● The task
Exact copies are required of the lines from the line containing "Parse this screenshot: output" through the final line of the listing, both included, and of no other lines.

** start Data section **

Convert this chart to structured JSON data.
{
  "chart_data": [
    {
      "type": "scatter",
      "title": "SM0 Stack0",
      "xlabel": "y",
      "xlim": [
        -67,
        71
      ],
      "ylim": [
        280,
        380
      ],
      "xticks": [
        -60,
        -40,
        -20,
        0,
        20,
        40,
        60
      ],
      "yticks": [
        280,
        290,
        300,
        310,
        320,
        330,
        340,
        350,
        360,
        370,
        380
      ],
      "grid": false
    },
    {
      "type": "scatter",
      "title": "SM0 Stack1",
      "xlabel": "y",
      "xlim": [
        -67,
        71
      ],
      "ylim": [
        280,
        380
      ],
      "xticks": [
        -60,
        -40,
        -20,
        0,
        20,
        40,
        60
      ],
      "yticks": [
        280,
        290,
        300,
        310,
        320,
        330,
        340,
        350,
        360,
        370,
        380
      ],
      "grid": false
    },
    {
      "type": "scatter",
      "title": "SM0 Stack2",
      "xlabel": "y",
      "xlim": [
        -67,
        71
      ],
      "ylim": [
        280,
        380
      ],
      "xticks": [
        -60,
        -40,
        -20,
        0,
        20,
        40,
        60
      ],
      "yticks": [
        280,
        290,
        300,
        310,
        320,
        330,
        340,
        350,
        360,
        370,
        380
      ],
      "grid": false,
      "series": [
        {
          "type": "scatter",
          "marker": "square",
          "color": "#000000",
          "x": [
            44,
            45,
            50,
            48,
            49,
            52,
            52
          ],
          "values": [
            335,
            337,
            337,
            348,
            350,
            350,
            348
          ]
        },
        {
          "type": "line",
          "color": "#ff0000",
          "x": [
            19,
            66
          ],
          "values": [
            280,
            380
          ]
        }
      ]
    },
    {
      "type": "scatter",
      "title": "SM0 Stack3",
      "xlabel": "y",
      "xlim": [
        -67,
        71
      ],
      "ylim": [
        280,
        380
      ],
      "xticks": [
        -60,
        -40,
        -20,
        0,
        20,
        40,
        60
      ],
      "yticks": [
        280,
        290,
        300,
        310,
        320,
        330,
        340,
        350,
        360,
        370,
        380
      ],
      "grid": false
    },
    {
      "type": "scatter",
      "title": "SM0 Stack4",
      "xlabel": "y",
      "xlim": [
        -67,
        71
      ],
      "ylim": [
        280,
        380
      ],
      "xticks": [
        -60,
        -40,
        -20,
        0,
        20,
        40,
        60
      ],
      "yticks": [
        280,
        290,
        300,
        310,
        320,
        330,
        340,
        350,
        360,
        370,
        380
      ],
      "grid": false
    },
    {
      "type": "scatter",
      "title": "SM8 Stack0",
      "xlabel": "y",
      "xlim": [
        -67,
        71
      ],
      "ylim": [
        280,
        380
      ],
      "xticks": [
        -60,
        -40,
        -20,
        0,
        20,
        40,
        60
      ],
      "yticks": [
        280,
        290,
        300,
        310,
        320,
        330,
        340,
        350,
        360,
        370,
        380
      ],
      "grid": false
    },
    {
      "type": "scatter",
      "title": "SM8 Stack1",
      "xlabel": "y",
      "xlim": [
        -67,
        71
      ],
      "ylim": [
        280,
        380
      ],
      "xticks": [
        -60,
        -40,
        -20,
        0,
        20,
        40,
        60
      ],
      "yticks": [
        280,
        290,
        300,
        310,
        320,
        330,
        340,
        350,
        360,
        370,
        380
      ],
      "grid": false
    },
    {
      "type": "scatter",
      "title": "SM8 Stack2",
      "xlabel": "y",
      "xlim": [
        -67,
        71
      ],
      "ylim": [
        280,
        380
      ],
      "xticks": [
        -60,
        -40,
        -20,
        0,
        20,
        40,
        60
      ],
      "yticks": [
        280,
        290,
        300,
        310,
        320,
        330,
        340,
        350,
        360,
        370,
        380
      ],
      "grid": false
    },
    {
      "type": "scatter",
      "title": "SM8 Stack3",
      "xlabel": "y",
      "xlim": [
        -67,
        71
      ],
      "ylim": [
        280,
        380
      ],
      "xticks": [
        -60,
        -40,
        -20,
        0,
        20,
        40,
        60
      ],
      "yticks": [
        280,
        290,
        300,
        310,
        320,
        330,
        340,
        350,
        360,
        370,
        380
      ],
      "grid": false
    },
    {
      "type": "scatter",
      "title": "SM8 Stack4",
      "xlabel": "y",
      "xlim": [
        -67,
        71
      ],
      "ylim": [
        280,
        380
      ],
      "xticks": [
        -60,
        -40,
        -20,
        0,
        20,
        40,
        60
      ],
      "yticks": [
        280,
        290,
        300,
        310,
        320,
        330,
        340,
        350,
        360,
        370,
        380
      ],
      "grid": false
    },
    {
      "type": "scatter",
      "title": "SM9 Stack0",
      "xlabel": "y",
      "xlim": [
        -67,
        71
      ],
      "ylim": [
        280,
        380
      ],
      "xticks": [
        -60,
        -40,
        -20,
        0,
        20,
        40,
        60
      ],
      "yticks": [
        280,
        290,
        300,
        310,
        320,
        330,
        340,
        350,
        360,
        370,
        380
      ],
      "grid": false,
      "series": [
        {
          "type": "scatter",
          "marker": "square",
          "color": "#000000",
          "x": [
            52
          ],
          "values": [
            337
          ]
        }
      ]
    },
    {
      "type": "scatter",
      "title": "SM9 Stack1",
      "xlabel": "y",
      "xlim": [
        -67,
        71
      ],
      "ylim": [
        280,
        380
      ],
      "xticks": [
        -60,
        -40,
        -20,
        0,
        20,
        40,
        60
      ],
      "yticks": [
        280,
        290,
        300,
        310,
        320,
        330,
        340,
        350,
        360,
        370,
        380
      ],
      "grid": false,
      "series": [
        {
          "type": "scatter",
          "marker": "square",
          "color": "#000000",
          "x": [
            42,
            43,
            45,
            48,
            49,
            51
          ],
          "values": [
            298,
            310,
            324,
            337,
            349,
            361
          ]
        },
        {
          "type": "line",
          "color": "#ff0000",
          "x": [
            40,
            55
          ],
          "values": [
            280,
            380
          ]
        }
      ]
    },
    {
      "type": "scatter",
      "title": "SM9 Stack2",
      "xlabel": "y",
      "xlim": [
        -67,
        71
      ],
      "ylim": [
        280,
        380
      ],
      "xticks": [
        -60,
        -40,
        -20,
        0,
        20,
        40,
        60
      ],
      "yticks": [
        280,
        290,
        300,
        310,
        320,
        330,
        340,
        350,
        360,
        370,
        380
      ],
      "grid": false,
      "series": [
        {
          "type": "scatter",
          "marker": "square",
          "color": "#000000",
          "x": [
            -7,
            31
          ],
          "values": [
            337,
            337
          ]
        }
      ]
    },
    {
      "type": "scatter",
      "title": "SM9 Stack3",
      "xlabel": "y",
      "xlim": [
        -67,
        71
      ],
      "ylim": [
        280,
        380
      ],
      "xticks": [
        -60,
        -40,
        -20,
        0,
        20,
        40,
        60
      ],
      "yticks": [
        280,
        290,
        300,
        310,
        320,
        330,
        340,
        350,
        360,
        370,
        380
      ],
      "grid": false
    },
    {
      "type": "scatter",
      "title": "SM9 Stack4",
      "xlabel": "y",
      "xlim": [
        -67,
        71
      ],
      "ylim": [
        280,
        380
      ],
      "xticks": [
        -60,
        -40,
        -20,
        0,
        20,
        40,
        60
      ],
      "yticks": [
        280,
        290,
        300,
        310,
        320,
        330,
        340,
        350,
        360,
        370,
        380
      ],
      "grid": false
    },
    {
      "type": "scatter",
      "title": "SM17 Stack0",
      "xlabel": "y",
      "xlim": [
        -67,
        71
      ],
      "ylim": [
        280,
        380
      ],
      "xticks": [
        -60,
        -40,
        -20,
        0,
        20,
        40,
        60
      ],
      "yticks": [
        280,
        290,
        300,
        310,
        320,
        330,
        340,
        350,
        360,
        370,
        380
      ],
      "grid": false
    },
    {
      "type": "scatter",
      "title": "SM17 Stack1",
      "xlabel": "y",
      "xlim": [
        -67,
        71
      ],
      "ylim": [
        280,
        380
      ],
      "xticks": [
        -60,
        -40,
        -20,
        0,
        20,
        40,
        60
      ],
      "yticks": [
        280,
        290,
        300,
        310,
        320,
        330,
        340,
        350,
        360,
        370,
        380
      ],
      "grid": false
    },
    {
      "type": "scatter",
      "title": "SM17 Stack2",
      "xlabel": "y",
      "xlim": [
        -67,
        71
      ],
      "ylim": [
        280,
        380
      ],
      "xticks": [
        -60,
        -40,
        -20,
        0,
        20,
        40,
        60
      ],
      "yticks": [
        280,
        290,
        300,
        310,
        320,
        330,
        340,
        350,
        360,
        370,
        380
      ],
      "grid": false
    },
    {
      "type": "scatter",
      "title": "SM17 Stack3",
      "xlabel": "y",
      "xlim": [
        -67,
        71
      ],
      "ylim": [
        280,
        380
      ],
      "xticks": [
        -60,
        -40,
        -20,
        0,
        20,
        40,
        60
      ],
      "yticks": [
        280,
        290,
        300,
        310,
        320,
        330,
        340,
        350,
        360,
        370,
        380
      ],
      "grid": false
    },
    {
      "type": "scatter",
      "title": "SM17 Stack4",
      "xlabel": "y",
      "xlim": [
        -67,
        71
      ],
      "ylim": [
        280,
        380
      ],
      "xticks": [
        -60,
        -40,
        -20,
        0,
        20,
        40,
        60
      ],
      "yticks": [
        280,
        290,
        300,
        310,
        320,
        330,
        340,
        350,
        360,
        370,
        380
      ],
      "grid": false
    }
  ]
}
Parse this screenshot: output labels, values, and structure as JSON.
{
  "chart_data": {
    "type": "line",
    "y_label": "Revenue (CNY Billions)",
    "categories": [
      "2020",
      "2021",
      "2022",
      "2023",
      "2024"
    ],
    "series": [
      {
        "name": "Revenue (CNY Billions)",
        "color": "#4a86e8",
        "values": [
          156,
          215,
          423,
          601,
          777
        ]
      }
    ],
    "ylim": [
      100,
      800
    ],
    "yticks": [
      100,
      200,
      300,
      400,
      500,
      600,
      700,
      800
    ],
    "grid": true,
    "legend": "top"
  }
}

** end Data section **

● Full answer
Parse this screenshot: output labels, values, and structure as JSON.
{
  "chart_data": {
    "type": "line",
    "y_label": "Revenue (CNY Billions)",
    "categories": [
      "2020",
      "2021",
      "2022",
      "2023",
      "2024"
    ],
    "series": [
      {
        "name": "Revenue (CNY Billions)",
        "color": "#4a86e8",
        "values": [
          156,
          215,
          423,
          601,
          777
        ]
      }
    ],
    "ylim": [
      100,
      800
    ],
    "yticks": [
      100,
      200,
      300,
      400,
      500,
      600,
      700,
      800
    ],
    "grid": true,
    "legend": "top"
  }
}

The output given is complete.